--- Begin Material provided ---
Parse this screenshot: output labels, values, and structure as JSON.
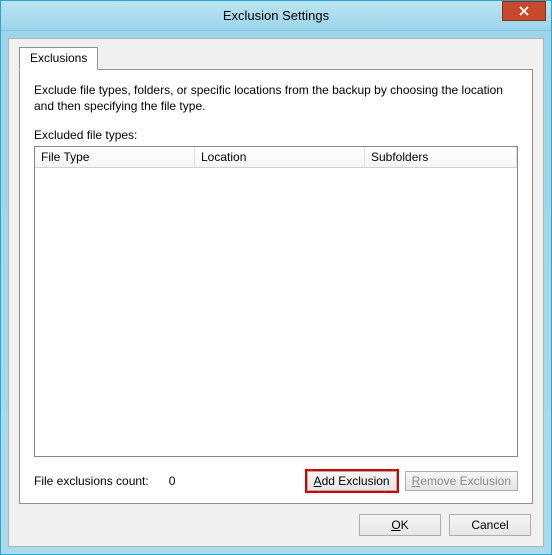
{
  "window": {
    "title": "Exclusion Settings"
  },
  "tab": {
    "label": "Exclusions"
  },
  "panel": {
    "description": "Exclude file types, folders, or specific locations from the backup by choosing the location and then specifying the file type.",
    "list_label": "Excluded file types:",
    "columns": {
      "file_type": "File Type",
      "location": "Location",
      "subfolders": "Subfolders"
    },
    "rows": []
  },
  "footer": {
    "count_label": "File exclusions count:",
    "count_value": "0",
    "add_label": "Add Exclusion",
    "remove_label": "Remove Exclusion"
  },
  "buttons": {
    "ok_prefix": "O",
    "ok_rest": "K",
    "cancel": "Cancel"
  }
}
--- End Material provided ---
**Work to be completed**
All of the records above must be copied exactly, except for the pictures.

**Response for this exercise**
Parse this screenshot: output labels, values, and structure as JSON.
{
  "window": {
    "title": "Exclusion Settings"
  },
  "tab": {
    "label": "Exclusions"
  },
  "panel": {
    "description": "Exclude file types, folders, or specific locations from the backup by choosing the location and then specifying the file type.",
    "list_label": "Excluded file types:",
    "columns": {
      "file_type": "File Type",
      "location": "Location",
      "subfolders": "Subfolders"
    },
    "rows": []
  },
  "footer": {
    "count_label": "File exclusions count:",
    "count_value": "0",
    "add_label": "Add Exclusion",
    "remove_label": "Remove Exclusion"
  },
  "buttons": {
    "ok_prefix": "O",
    "ok_rest": "K",
    "cancel": "Cancel"
  }
}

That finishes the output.